> _Work instructions_
**1.** In the passage on Gómez's coaching career, which club appointed him as manager on 2 January 2024?
**2.** Reproduce the portion of the passage on Gómez's coaching career between "In October 2021, Gomez" and "just three points.", inclusive.

> _Passage provided_
In October 2021, Gomez was announced as the new head coach of the Honduras national team, replacing Fabián Coito. On 10 April 2022, Gomez was sacked from the Honduras national team after just nine games, losing eight and only drawing once. Honduras finished in last place of the octogonal with just three points.

On 16 November 2022, Gómez returned to his home country after being named manager of Atlético Bucaramanga for the 2023 season, but resigned fourteen days later, before officially taking over the club. On 15 March 2023, he was announced as the new manager of Colombian club Junior, which he coached until 17 August when he resigned following Junior's elimination from the 2023 Copa Colombia.

On 2 January 2024, Gómez was appointed as manager of Águilas Doradas, being officially presented by the club thirteen days later. On 28 March, two months after his signing, Gómez and the club reached an agreement for his departure after four wins, five draws and six losses.

Document structure recognition data
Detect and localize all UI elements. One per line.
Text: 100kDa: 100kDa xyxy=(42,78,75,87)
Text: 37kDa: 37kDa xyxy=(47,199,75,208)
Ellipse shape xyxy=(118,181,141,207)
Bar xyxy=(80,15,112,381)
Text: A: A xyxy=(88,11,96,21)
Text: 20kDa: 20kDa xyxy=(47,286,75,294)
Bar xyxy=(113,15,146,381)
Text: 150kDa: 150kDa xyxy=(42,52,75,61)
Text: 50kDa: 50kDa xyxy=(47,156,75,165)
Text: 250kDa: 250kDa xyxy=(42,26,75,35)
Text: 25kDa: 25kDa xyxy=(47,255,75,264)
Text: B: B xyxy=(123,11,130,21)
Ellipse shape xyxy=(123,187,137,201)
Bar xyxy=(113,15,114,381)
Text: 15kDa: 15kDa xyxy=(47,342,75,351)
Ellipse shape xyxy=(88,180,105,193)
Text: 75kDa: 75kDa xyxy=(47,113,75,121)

> _Responses for each task_
**1.** Águilas Doradas

**2.**
In October 2021, Gomez was announced as the new head coach of the Honduras national team, replacing Fabián Coito. On 10 April 2022, Gomez was sacked from the Honduras national team after just nine games, losing eight and only drawing once. Honduras finished in last place of the octogonal with just three points.